Gordon SasakiNew York City based artist Gordon Sasaki’s work blends classical techniques of art making with contemporary ideas of identity and culture.  Combining an unexpected use of images and materials, his mixed and multi-media works purposefully cross over traditional categorical boundaries while expanding our ideas of what art can be.  His work is exhibited internationally and is held in many corporate and private collections.

A wheelchair user since a 1982 automobile accident, Gordon brings to his workshops a unique combination of personal insight, academic training and over twenty years of experience working with special needs populations.  With an emphasis on the creative process in both his art and teaching approach, he uses the inherent universal qualities of the arts to adapt lesson plans to individual needs.  Through his workshops he presents alternative teaching strategies for the classroom, using multi-sensory and inclusive formats that address the needs of all students.  With an emphasis on creating practical and inclusive lesson plans in a noncompetitive and fun learning environment.

A recipient of numerous awards, including the Pollock-Krasner Award, Gordon continues to expand on preconceptions of defining art and artists.  He is a dedicated proponent for the inclusion of the arts as a life tool, invaluable to everyone and relevant to all aspects of daily life.  Gordon implements his ideas through his teaching in universities, museums, schools and private institutions, including workshops and presentations for the New York City Department of Education, the Metropolitan Museum of Art, the Museum of Arts and Design and the International Center for Tolerance in Education.  He currently teaches in the education department of Community and Access at the Museum of Modern Art (MoMA) in New York City. 

 

Deborah Stuart

Gordon SasakiDeborah Stuart has had wide ranging experience with the arts and education.  A specialist in children’s music and folklore, she has worked for the past forty years with students and educators in schools across the US, in Central and South America, and in Europe, both as a residency artist and as a teacher trainer.  Her training primarily focuses on the integration of music as well as other art forms into the classroom curriculum with particular emphasis on meeting the needs of all learners through arts-based approaches.  In addition she works with art and music specialists to facilitate the inclusion of students with different learning needs into their classrooms.

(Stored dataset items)
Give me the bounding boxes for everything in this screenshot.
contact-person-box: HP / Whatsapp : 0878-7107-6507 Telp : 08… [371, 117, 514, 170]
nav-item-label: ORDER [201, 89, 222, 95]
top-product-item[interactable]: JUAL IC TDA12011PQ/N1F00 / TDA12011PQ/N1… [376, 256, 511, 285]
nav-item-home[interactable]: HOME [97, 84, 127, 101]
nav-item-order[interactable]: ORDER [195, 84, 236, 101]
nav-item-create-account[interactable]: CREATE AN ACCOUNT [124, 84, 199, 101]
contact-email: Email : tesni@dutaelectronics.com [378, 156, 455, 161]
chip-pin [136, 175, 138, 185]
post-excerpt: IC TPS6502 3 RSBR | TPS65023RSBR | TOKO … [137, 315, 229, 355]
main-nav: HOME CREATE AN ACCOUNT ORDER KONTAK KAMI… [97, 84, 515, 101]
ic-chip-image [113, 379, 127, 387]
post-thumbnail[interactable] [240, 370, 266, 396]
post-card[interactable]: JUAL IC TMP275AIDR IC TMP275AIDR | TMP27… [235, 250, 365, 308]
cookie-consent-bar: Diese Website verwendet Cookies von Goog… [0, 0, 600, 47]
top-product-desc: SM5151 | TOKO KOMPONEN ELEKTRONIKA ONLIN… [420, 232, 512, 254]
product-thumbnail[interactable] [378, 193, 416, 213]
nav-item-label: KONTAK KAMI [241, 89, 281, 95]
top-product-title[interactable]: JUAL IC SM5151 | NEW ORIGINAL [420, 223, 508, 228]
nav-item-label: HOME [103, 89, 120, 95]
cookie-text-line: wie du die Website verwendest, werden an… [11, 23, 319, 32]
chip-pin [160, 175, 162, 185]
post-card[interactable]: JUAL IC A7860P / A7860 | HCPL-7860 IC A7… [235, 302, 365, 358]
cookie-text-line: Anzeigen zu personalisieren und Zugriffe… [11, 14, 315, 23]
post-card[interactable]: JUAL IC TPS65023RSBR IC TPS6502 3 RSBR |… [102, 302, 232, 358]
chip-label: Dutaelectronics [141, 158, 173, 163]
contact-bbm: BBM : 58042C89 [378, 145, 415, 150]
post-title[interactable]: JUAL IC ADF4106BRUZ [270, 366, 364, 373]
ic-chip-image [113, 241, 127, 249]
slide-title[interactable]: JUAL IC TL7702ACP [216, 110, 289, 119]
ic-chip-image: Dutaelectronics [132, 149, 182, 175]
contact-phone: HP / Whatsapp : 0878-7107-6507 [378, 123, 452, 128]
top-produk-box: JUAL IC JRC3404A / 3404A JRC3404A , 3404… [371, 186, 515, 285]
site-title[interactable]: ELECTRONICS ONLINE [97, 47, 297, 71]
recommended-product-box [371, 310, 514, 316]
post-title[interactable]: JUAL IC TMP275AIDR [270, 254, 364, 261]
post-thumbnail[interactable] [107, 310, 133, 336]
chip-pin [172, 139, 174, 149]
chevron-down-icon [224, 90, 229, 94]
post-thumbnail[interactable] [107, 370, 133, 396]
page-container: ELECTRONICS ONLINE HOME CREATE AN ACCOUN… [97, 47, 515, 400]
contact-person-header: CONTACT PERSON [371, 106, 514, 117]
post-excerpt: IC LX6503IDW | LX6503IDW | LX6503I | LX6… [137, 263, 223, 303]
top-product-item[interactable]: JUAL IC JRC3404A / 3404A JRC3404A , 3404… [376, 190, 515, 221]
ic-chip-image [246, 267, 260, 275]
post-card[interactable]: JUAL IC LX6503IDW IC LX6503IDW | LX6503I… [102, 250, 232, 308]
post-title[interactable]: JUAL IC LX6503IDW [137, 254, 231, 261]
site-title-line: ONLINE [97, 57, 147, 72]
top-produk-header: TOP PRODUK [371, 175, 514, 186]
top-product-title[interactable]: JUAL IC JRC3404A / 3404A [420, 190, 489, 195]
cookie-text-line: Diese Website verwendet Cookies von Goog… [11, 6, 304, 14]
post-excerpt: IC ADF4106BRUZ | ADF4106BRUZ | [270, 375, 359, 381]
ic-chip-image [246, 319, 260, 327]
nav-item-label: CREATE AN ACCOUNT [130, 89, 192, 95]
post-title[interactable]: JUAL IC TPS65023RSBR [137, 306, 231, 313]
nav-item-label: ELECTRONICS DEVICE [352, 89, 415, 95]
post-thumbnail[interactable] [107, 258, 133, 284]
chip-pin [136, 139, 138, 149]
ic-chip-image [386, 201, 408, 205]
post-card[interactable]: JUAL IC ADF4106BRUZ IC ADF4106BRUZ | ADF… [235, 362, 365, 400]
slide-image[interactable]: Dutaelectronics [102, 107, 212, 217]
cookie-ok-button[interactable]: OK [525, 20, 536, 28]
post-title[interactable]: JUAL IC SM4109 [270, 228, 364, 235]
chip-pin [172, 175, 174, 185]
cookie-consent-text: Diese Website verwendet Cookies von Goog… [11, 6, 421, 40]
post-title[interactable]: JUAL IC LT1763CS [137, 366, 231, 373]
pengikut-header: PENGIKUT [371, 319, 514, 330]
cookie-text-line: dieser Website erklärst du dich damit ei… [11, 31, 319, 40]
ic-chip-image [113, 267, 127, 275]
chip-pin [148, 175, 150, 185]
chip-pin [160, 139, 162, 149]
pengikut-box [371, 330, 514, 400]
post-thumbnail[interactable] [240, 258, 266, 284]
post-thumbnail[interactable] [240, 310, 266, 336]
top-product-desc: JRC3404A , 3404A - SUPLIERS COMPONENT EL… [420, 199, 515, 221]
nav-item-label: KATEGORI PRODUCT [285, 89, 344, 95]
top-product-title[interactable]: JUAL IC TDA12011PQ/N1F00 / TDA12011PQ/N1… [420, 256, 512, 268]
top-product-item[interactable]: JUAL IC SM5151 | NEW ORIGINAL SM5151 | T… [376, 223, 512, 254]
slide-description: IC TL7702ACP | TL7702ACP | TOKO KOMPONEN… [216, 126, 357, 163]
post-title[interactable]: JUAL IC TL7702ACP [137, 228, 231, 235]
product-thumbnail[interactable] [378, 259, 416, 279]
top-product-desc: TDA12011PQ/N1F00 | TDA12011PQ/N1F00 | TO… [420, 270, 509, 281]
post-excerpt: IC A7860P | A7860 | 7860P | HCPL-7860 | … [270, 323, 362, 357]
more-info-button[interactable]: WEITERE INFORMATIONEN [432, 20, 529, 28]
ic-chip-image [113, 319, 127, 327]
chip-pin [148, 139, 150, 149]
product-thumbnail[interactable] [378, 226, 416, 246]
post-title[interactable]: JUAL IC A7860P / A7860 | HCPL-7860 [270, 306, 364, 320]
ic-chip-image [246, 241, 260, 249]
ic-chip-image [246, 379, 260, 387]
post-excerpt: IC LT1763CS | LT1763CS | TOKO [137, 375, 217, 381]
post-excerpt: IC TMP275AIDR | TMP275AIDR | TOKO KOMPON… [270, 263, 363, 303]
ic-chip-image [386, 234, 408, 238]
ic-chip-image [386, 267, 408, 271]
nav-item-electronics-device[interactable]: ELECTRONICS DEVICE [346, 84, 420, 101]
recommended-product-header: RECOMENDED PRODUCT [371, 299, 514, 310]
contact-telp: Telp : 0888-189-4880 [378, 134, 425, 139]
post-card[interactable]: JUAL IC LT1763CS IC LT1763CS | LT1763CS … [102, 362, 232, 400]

▶ **WORK REQUEST 1**: Repeat verbatim the passage of the artist biographies that opens with the words containing "Gordon SasakiDeborah Stuart" and closes with "into their classrooms.".
▶ **WORK REQUEST 2**: According to the artist biographies, in what year did Gordon Sasaki's automobile accident occur?
▶ **WORK REQUEST 3**: Pick up the artist biographies after their last sentence and keep writing.

▶ **WRITTEN REPLY 1**:
Gordon SasakiDeborah Stuart has had wide ranging experience with the arts and education.  A specialist in children’s music and folklore, she has worked for the past forty years with students and educators in schools across the US, in Central and South America, and in Europe, both as a residency artist and as a teacher trainer.  Her training primarily focuses on the integration of music as well as other art forms into the classroom curriculum with particular emphasis on meeting the needs of all learners through arts-based approaches.  In addition she works with art and music specialists to facilitate the inclusion of students with different learning needs into their classrooms.

▶ **WRITTEN REPLY 2**: 1982

▶ **WRITTEN REPLY 3**:
For thirty years a member of the NH State Council on the Arts Artist Roster, Deborah  performs with the folk music groups Home for Dinner and Colburn and Stuart, which included a month long tour of the former Soviet Union as well as venues throughout the US and overseas.  Her numerous school residencies have taken her from New England to Alaska, Florida and Great Britain.

As an arts administrator, Deborah was for ten years the Executive Director of VSA arts of NH and then was President and CEO of VSA arts in Washington, DC.  Deborah is the editor and contributing writer for the VSA arts early childhood resource book Start with the Arts. She also is the author of the companion parent book Start with the Arts at Home.  She designed and edited a series of books for use by teachers and youth workers which support creative writing, poetry writing and journaling in inclusive settings.

As a speaker and presenter, Deborah has participated in many conferences, institutes and workshops throughout the country.  She was Assistant Director and Instructor of Record at several colleges and universities for The Vermont Institute for Teaching the Arts, a Lincoln Center Aesthetic Education modeled project.

Deborah was awarded the New Hampshire Governor’s Arts Award for Distinguished Arts Leadership for her work in using the arts as an effective tool for including students with disabilities in classrooms and communities.